─── Data for this exercise ───

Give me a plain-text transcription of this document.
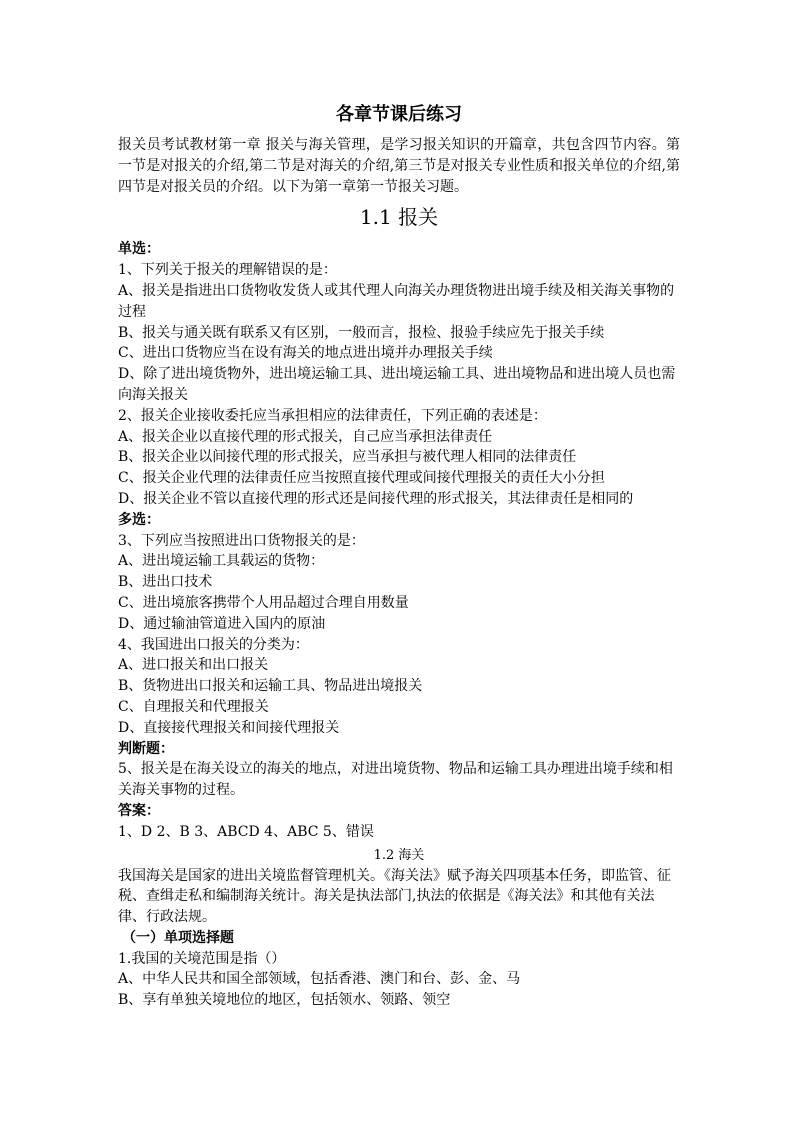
各章节课后练习

报关员考试教材第一章 报关与海关管理，是学习报关知识的开篇章，共包含四节内容。第一节是对报关的介绍,第二节是对海关的介绍,第三节是对报关专业性质和报关单位的介绍,第四节是对报关员的介绍。以下为第一章第一节报关习题。

1.1 报关

单选：

1、下列关于报关的理解错误的是：

A、报关是指进出口货物收发货人或其代理人向海关办理货物进出境手续及相关海关事物的过程

B、报关与通关既有联系又有区别，一般而言，报检、报验手续应先于报关手续

C、进出口货物应当在设有海关的地点进出境并办理报关手续

D、除了进出境货物外，进出境运输工具、进出境运输工具、进出境物品和进出境人员也需向海关报关

2、报关企业接收委托应当承担相应的法律责任，下列正确的表述是：

A、报关企业以直接代理的形式报关，自己应当承担法律责任

B、报关企业以间接代理的形式报关，应当承担与被代理人相同的法律责任

C、报关企业代理的法律责任应当按照直接代理或间接代理报关的责任大小分担

D、报关企业不管以直接代理的形式还是间接代理的形式报关，其法律责任是相同的

多选：

3、下列应当按照进出口货物报关的是：

A、进出境运输工具载运的货物：

B、进出口技术

C、进出境旅客携带个人用品超过合理自用数量

D、通过输油管道进入国内的原油

4、我国进出口报关的分类为：

A、进口报关和出口报关

B、货物进出口报关和运输工具、物品进出境报关

C、自理报关和代理报关

D、直接接代理报关和间接代理报关

判断题：

5、报关是在海关设立的海关的地点，对进出境货物、物品和运输工具办理进出境手续和相关海关事物的过程。

答案：

1、D 2、B 3、ABCD 4、ABC 5、错误

1.2 海关

我国海关是国家的进出关境监督管理机关。《海关法》赋予海关四项基本任务，即监管、征税、查缉走私和编制海关统计。海关是执法部门,执法的依据是《海关法》和其他有关法律、行政法规。

（一）单项选择题

1.我国的关境范围是指（）

A、中华人民共和国全部领域，包括香港、澳门和台、彭、金、马

B、享有单独关境地位的地区，包括领水、领路、领空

───

To do =>
Reproduce the records verbatim, omitting all images they contain.

Finished answer =>
Give me a plain-text transcription of this document.
各章节课后练习

报关员考试教材第一章 报关与海关管理，是学习报关知识的开篇章，共包含四节内容。第一节是对报关的介绍,第二节是对海关的介绍,第三节是对报关专业性质和报关单位的介绍,第四节是对报关员的介绍。以下为第一章第一节报关习题。

1.1 报关

单选：

1、下列关于报关的理解错误的是：

A、报关是指进出口货物收发货人或其代理人向海关办理货物进出境手续及相关海关事物的过程

B、报关与通关既有联系又有区别，一般而言，报检、报验手续应先于报关手续

C、进出口货物应当在设有海关的地点进出境并办理报关手续

D、除了进出境货物外，进出境运输工具、进出境运输工具、进出境物品和进出境人员也需向海关报关

2、报关企业接收委托应当承担相应的法律责任，下列正确的表述是：

A、报关企业以直接代理的形式报关，自己应当承担法律责任

B、报关企业以间接代理的形式报关，应当承担与被代理人相同的法律责任

C、报关企业代理的法律责任应当按照直接代理或间接代理报关的责任大小分担

D、报关企业不管以直接代理的形式还是间接代理的形式报关，其法律责任是相同的

多选：

3、下列应当按照进出口货物报关的是：

A、进出境运输工具载运的货物：

B、进出口技术

C、进出境旅客携带个人用品超过合理自用数量

D、通过输油管道进入国内的原油

4、我国进出口报关的分类为：

A、进口报关和出口报关

B、货物进出口报关和运输工具、物品进出境报关

C、自理报关和代理报关

D、直接接代理报关和间接代理报关

判断题：

5、报关是在海关设立的海关的地点，对进出境货物、物品和运输工具办理进出境手续和相关海关事物的过程。

答案：

1、D 2、B 3、ABCD 4、ABC 5、错误

1.2 海关

我国海关是国家的进出关境监督管理机关。《海关法》赋予海关四项基本任务，即监管、征税、查缉走私和编制海关统计。海关是执法部门,执法的依据是《海关法》和其他有关法律、行政法规。

（一）单项选择题

1.我国的关境范围是指（）

A、中华人民共和国全部领域，包括香港、澳门和台、彭、金、马

B、享有单独关境地位的地区，包括领水、领路、领空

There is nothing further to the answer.